■ **Aim of the exercise**
Below, find each line holding "expanded" and state how many there are, using the number alone.

■ **Data records**
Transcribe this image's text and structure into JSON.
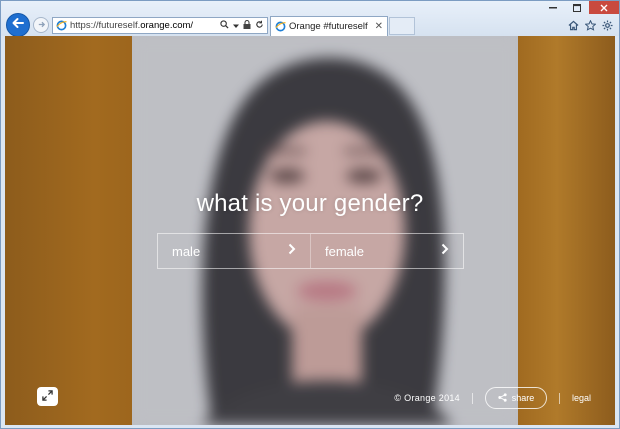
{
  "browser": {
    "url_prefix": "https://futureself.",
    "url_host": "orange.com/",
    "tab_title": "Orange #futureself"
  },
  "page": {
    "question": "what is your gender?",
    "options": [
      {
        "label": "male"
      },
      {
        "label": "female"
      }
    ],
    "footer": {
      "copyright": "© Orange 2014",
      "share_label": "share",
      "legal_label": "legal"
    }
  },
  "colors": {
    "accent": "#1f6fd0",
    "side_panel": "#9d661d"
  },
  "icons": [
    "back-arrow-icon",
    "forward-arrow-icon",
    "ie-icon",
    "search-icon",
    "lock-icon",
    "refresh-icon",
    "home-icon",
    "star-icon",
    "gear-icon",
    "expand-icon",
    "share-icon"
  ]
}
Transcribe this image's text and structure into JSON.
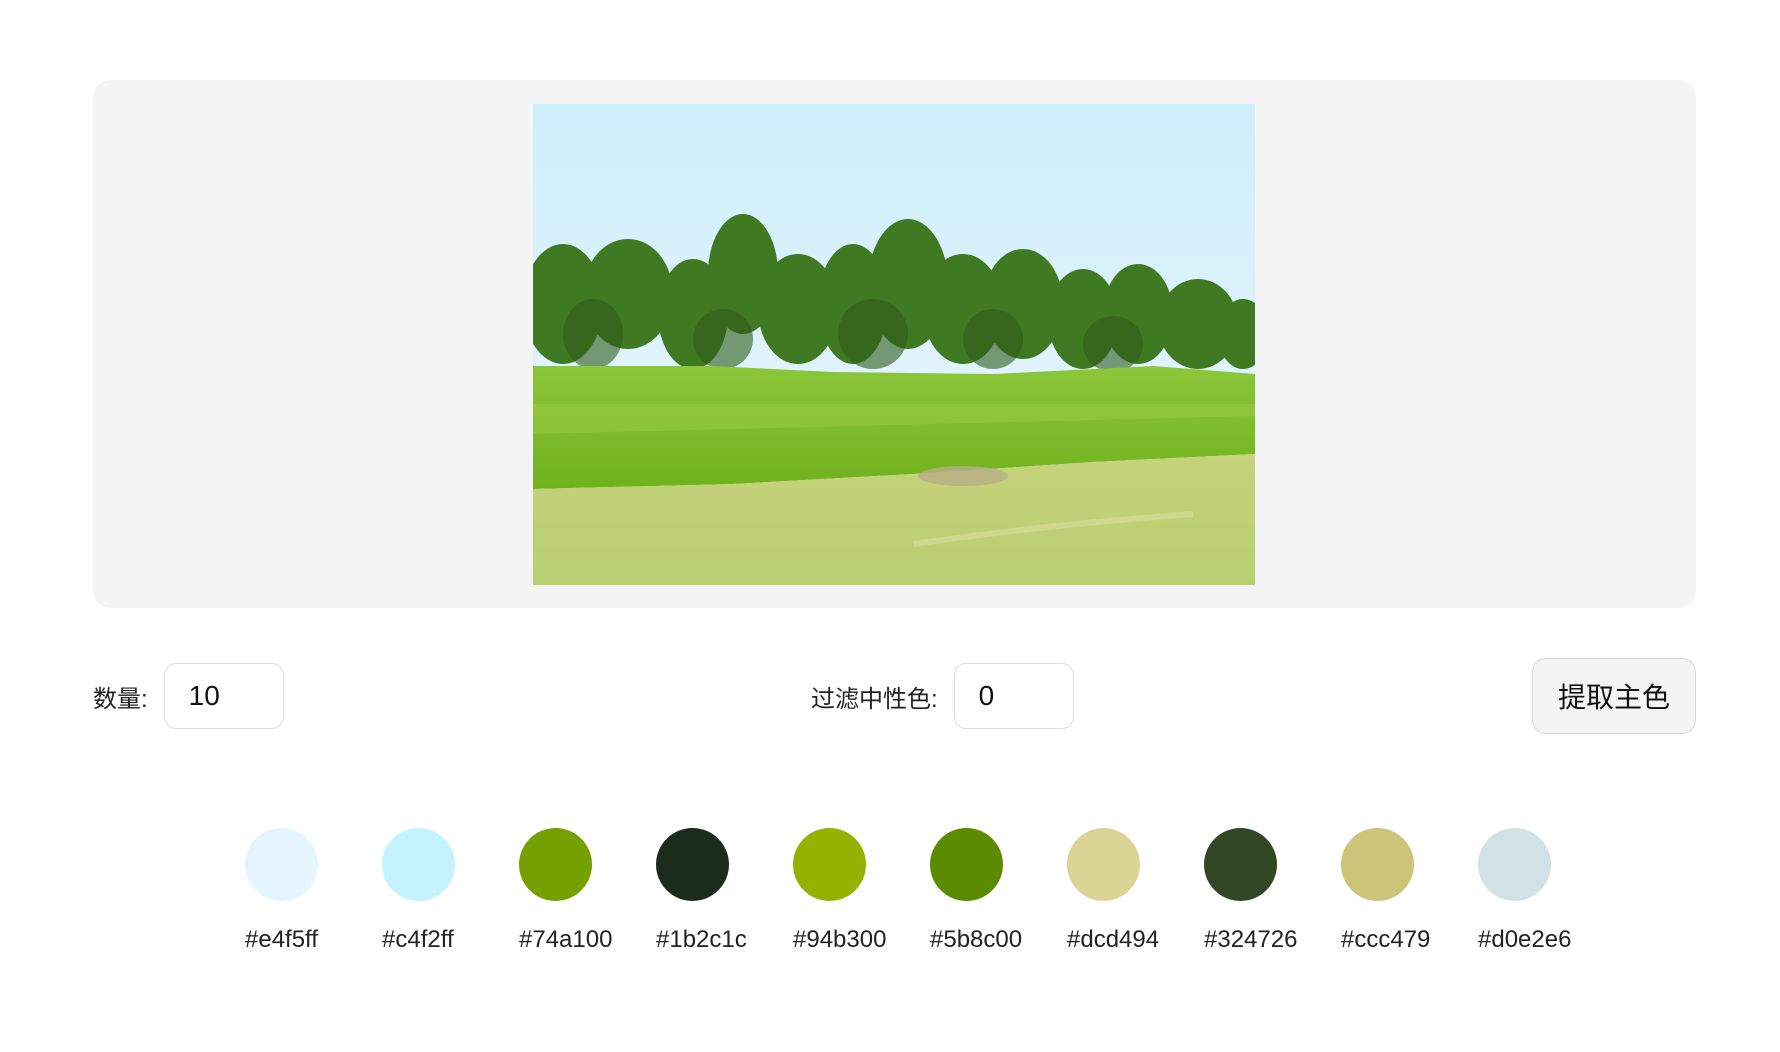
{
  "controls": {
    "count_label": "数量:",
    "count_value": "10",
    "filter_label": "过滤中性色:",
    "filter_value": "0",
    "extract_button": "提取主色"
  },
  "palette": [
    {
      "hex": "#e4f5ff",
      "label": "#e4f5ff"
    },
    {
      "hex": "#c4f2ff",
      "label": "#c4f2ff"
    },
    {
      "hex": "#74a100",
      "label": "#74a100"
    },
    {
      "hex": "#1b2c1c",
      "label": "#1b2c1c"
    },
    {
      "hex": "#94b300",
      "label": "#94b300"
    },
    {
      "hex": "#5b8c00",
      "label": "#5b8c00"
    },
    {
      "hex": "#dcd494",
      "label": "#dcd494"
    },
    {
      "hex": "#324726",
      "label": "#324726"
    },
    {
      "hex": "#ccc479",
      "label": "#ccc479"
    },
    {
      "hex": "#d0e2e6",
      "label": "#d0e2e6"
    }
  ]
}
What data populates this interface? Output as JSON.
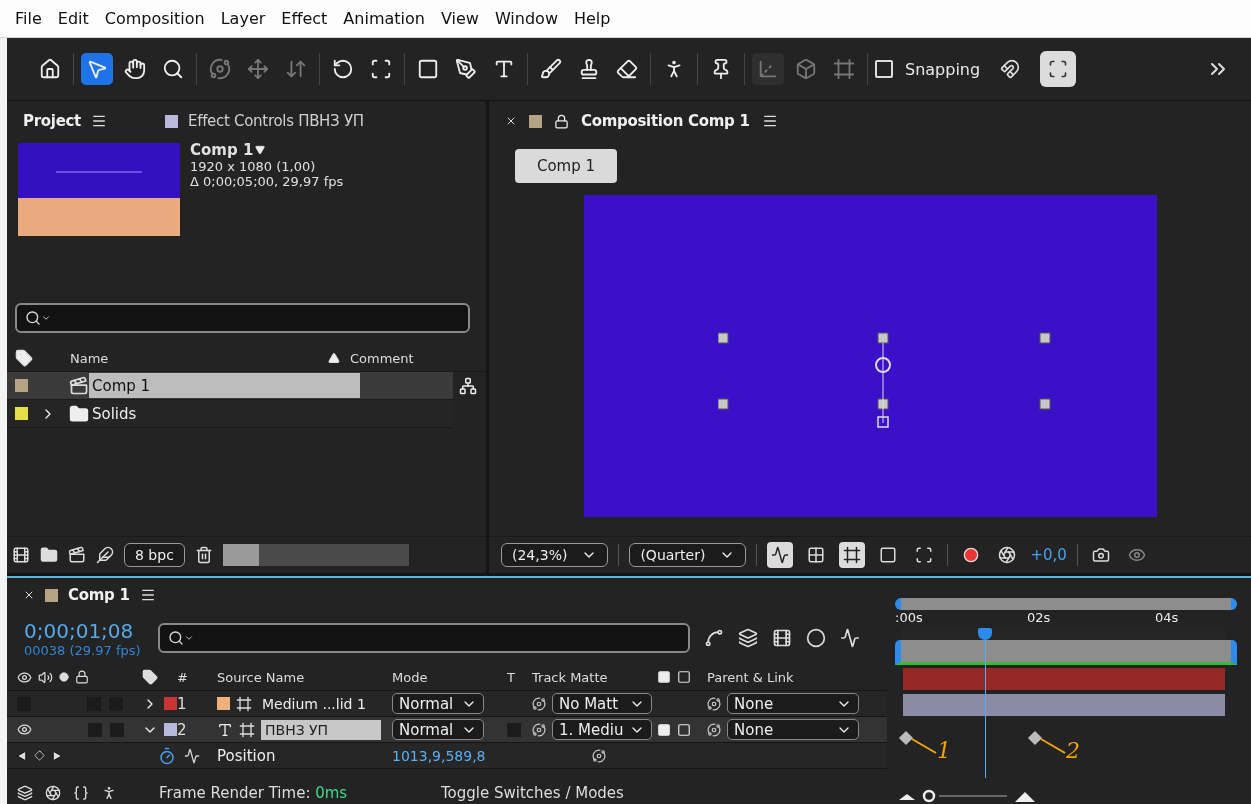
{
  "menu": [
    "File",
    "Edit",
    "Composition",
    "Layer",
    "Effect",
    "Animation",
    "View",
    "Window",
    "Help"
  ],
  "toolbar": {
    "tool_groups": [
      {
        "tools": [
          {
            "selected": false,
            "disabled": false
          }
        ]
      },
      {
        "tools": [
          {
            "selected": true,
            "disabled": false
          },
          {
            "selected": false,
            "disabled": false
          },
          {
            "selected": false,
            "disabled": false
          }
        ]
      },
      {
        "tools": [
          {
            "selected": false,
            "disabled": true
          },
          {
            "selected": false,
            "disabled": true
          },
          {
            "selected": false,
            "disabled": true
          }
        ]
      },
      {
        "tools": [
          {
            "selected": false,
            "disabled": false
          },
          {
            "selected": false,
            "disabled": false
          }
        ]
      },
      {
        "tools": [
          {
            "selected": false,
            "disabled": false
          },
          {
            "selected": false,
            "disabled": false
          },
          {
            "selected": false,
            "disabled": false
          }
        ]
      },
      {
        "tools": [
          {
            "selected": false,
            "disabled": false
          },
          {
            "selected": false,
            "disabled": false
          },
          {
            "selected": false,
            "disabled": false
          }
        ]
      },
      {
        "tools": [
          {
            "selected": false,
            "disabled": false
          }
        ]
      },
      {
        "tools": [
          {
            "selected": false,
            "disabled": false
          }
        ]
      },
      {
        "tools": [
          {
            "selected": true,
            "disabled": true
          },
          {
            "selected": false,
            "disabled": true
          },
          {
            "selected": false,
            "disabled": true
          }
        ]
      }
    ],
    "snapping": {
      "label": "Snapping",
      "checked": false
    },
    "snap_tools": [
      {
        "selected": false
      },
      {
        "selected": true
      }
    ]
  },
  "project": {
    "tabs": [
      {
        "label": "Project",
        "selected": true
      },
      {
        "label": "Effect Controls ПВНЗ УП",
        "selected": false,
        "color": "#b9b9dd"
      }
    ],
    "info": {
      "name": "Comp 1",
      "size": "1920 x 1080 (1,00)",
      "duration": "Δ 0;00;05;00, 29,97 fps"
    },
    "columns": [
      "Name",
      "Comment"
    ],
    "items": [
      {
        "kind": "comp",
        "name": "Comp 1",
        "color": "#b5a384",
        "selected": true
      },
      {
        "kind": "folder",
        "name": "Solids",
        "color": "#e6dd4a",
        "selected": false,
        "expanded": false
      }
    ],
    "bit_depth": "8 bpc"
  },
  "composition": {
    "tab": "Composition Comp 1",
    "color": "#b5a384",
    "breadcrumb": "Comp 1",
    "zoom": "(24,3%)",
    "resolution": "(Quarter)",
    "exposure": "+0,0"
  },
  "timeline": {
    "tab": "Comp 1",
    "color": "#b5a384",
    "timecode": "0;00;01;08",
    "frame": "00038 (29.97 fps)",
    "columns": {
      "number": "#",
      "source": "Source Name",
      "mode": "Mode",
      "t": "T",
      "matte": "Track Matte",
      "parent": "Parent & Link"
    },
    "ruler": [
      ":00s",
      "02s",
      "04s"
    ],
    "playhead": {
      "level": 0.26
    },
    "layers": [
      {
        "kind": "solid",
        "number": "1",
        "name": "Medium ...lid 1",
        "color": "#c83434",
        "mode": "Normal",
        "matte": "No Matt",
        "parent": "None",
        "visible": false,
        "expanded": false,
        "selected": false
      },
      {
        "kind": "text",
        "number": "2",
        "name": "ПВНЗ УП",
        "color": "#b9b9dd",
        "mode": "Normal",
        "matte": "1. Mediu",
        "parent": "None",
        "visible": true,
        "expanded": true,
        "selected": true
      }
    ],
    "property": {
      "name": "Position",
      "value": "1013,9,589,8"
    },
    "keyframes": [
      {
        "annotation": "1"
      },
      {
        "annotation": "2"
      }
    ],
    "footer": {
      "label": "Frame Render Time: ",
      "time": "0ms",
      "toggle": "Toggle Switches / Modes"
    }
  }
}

■ **Task result**
3